* EXERCISE DETAILS
Write out the data below exactly as given, without any of its pictures.

* EXTRACTED RECORDS
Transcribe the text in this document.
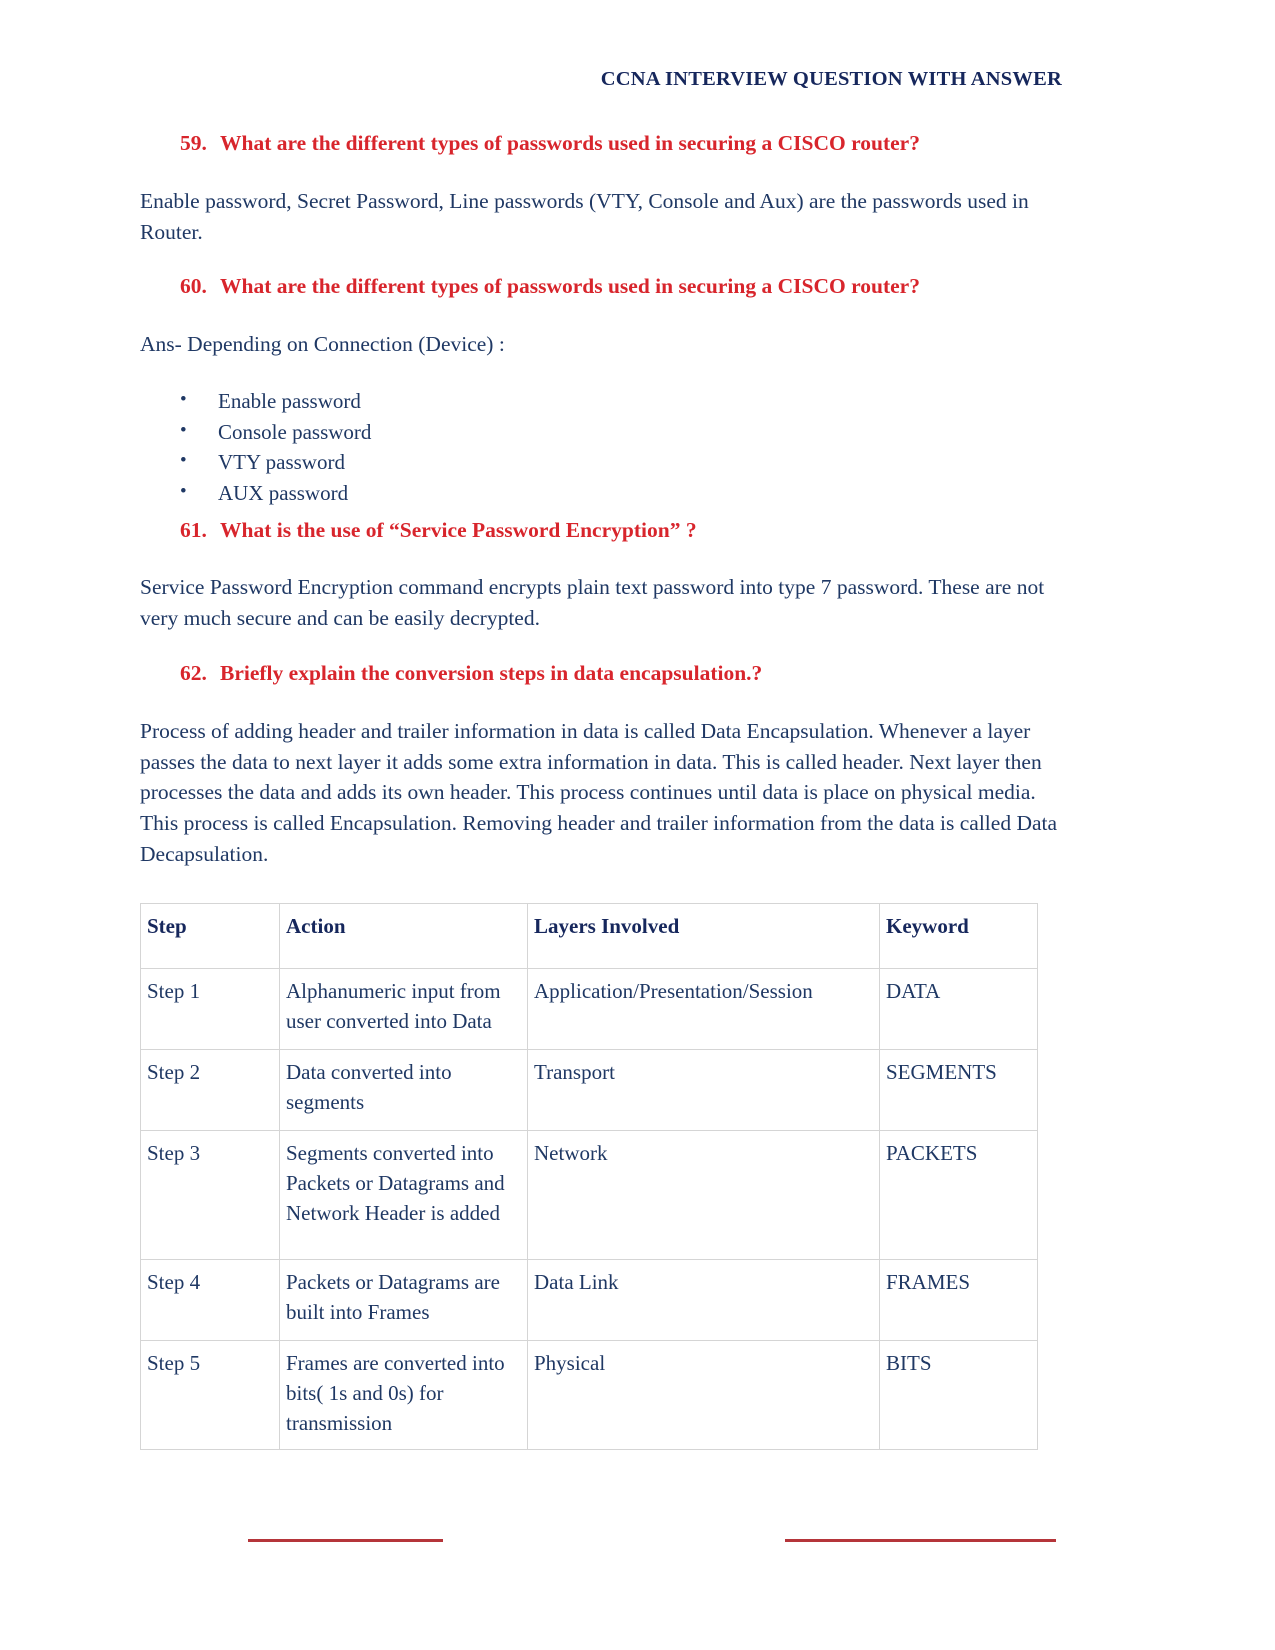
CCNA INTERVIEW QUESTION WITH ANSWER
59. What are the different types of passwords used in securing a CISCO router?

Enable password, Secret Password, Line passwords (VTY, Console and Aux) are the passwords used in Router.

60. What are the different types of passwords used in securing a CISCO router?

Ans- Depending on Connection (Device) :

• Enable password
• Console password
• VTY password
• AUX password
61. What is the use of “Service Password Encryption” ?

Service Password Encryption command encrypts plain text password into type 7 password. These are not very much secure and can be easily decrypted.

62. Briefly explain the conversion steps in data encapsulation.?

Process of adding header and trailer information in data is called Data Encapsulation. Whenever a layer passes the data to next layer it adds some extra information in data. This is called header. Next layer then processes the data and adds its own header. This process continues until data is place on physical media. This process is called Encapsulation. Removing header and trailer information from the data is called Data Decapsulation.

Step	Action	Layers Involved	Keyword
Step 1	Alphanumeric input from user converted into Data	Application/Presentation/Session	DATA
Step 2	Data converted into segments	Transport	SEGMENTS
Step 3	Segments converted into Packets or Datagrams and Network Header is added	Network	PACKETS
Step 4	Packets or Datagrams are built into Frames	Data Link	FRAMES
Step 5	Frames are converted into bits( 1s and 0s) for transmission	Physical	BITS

* TASK RESULT
Transcribe the text in this document.
CCNA INTERVIEW QUESTION WITH ANSWER
59. What are the different types of passwords used in securing a CISCO router?

Enable password, Secret Password, Line passwords (VTY, Console and Aux) are the passwords used in Router.

60. What are the different types of passwords used in securing a CISCO router?

Ans- Depending on Connection (Device) :

• Enable password
• Console password
• VTY password
• AUX password
61. What is the use of “Service Password Encryption” ?

Service Password Encryption command encrypts plain text password into type 7 password. These are not very much secure and can be easily decrypted.

62. Briefly explain the conversion steps in data encapsulation.?

Process of adding header and trailer information in data is called Data Encapsulation. Whenever a layer passes the data to next layer it adds some extra information in data. This is called header. Next layer then processes the data and adds its own header. This process continues until data is place on physical media. This process is called Encapsulation. Removing header and trailer information from the data is called Data Decapsulation.

Step	Action	Layers Involved	Keyword
Step 1	Alphanumeric input from user converted into Data	Application/Presentation/Session	DATA
Step 2	Data converted into segments	Transport	SEGMENTS
Step 3	Segments converted into Packets or Datagrams and Network Header is added	Network	PACKETS
Step 4	Packets or Datagrams are built into Frames	Data Link	FRAMES
Step 5	Frames are converted into bits( 1s and 0s) for transmission	Physical	BITS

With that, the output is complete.